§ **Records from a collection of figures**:
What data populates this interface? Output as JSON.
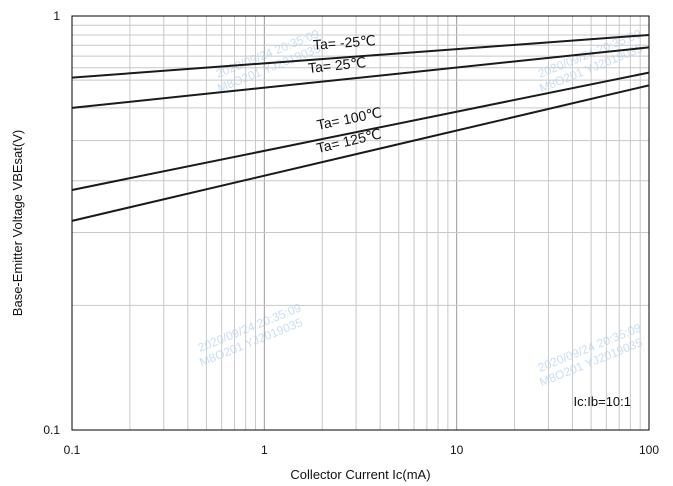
{
  "chart_data": {
    "type": "line",
    "title": "",
    "xlabel": "Collector Current   Ic(mA)",
    "ylabel": "Base-Emitter Voltage   VBEsat(V)",
    "x_scale": "log",
    "y_scale": "log",
    "xlim": [
      0.1,
      100
    ],
    "ylim": [
      0.1,
      1
    ],
    "x_ticks": [
      {
        "value": 0.1,
        "label": "0.1"
      },
      {
        "value": 1,
        "label": "1"
      },
      {
        "value": 10,
        "label": "10"
      },
      {
        "value": 100,
        "label": "100"
      }
    ],
    "y_ticks": [
      {
        "value": 0.1,
        "label": "0.1"
      },
      {
        "value": 1,
        "label": "1"
      }
    ],
    "grid": true,
    "series": [
      {
        "name": "Ta= -25℃",
        "x": [
          0.1,
          100
        ],
        "y": [
          0.71,
          0.9
        ]
      },
      {
        "name": "Ta= 25℃",
        "x": [
          0.1,
          100
        ],
        "y": [
          0.6,
          0.84
        ]
      },
      {
        "name": "Ta= 100℃",
        "x": [
          0.1,
          100
        ],
        "y": [
          0.38,
          0.73
        ]
      },
      {
        "name": "Ta= 125℃",
        "x": [
          0.1,
          100
        ],
        "y": [
          0.32,
          0.68
        ]
      }
    ],
    "annotations": [
      {
        "text": "Ic:Ib=10:1"
      }
    ],
    "watermarks": [
      {
        "line1": "2020/09/24  20:35:09",
        "line2": "M8O201  YJ2019035"
      },
      {
        "line1": "2020/09/24  20:35:09",
        "line2": "M8O201  YJ2019035"
      },
      {
        "line1": "2020/09/24  20:35:09",
        "line2": "M8O201  YJ2019035"
      },
      {
        "line1": "2020/09/24  20:35:09",
        "line2": "M8O201  YJ2019035"
      }
    ],
    "colors": {
      "line": "#1a1a1a",
      "grid": "#c8c8c8",
      "frame": "#000000",
      "watermark": "#9cc3ea"
    }
  }
}
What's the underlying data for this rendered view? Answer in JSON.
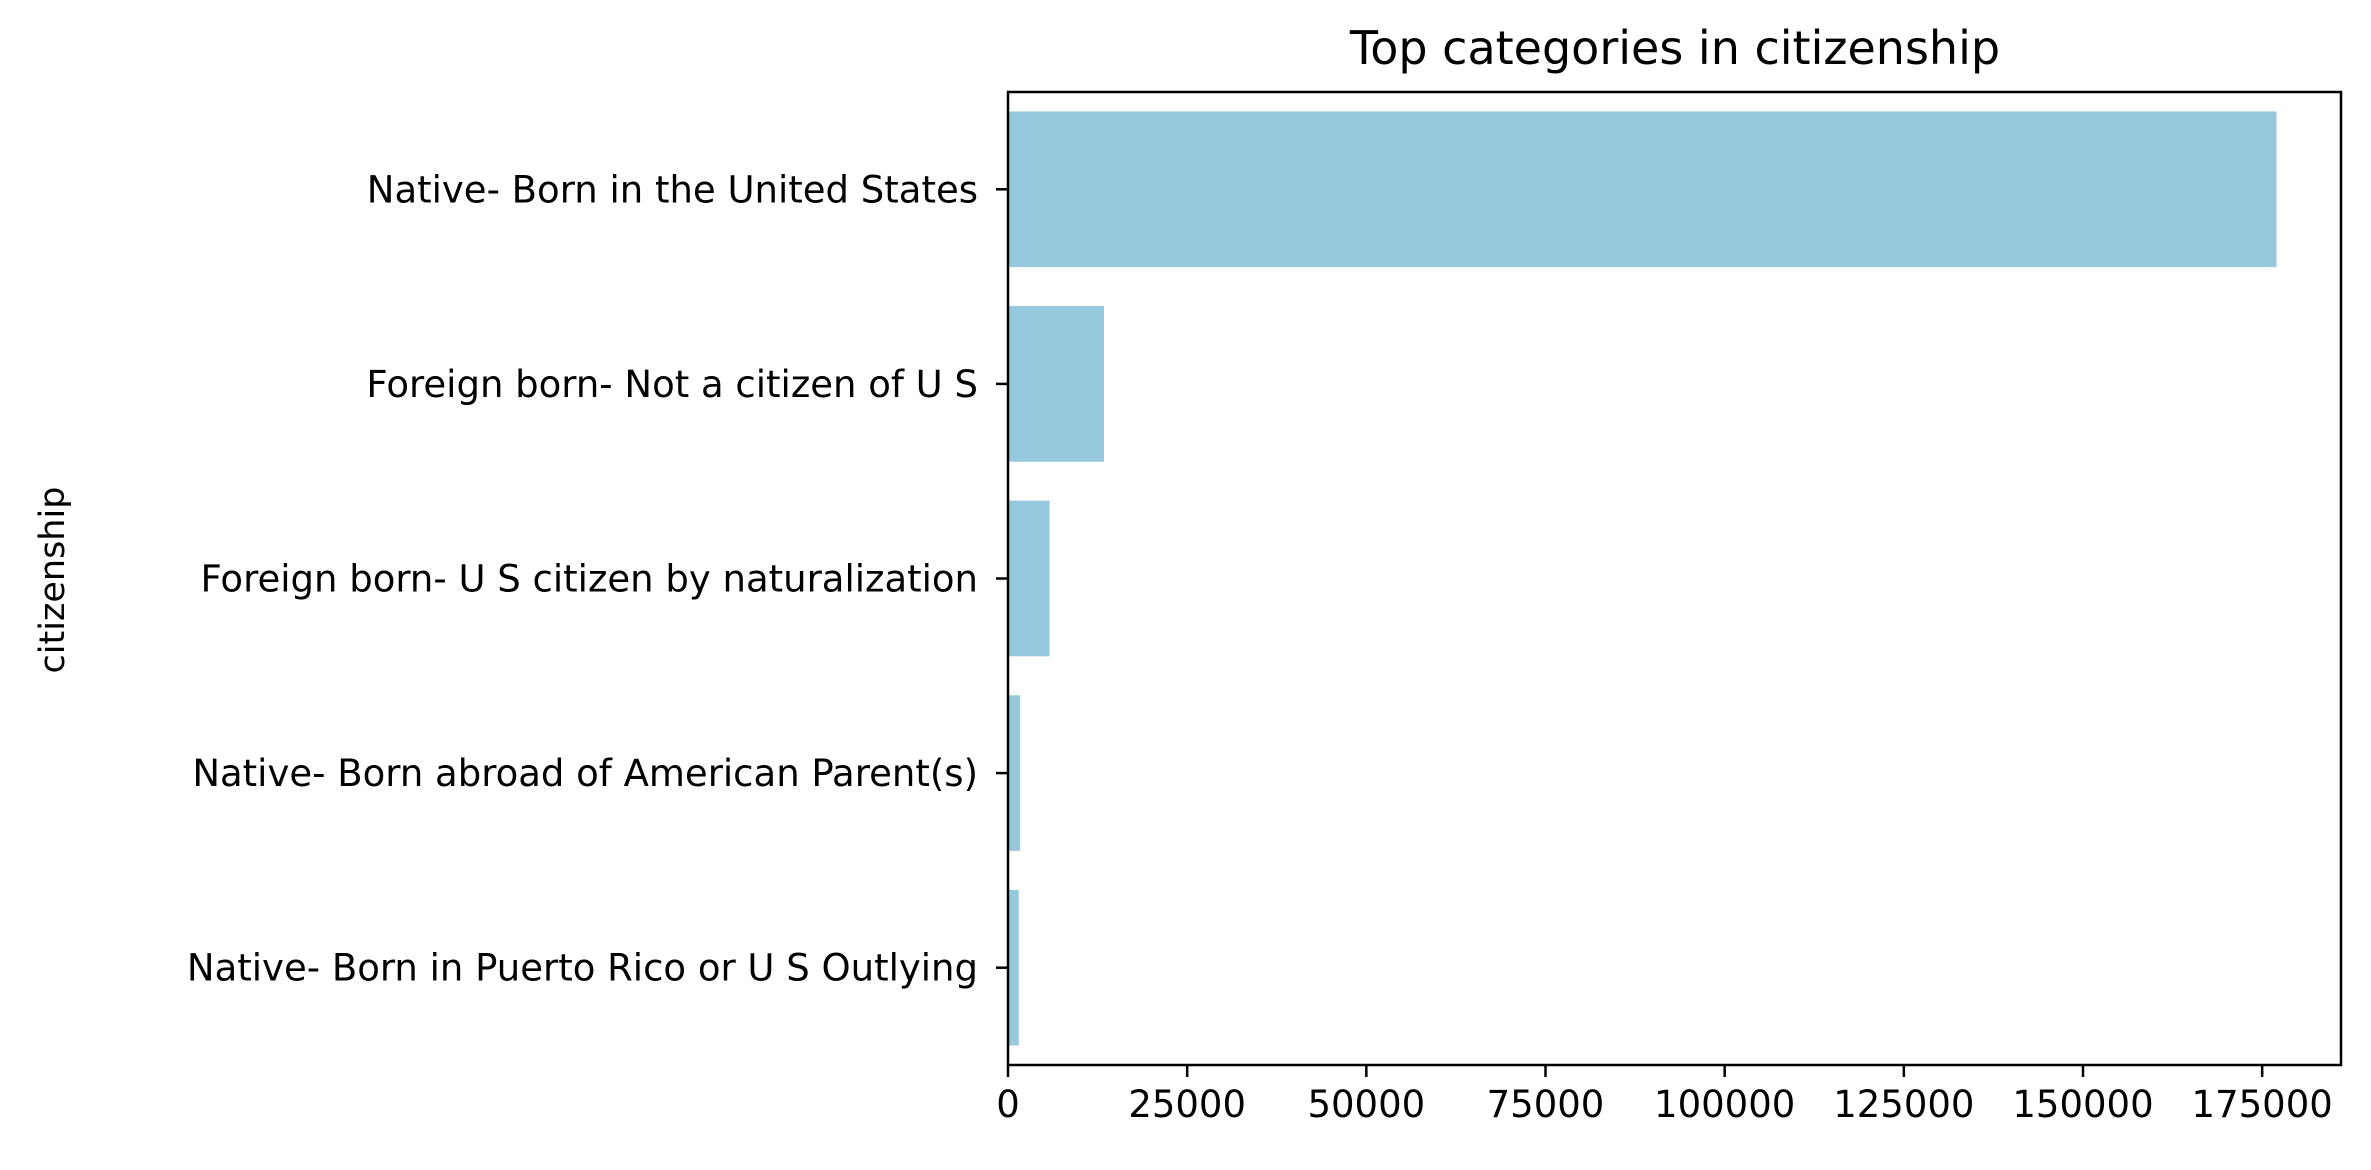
{
  "chart_data": {
    "type": "bar",
    "orientation": "horizontal",
    "title": "Top categories in citizenship",
    "xlabel": "",
    "ylabel": "citizenship",
    "categories": [
      "Native- Born in the United States",
      "Foreign born- Not a citizen of U S ",
      "Foreign born- U S citizen by naturalization",
      "Native- Born abroad of American Parent(s)",
      "Native- Born in Puerto Rico or U S Outlying"
    ],
    "values": [
      177000,
      13400,
      5800,
      1700,
      1500
    ],
    "xlim": [
      0,
      186000
    ],
    "xticks": [
      0,
      25000,
      50000,
      75000,
      100000,
      125000,
      150000,
      175000
    ],
    "xtick_labels": [
      "0",
      "25000",
      "50000",
      "75000",
      "100000",
      "125000",
      "150000",
      "175000"
    ],
    "bar_color": "#96c9de",
    "grid": false,
    "legend": "none"
  }
}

§ **CHALLENGE**:
From the entries above, copy out every line where the string "this" appears.

§ **SOLUTION TO THE EXERCISE**:
What data populates this interface? Output as JSON.
What's the underlying data for this rendered view? Answer in JSON.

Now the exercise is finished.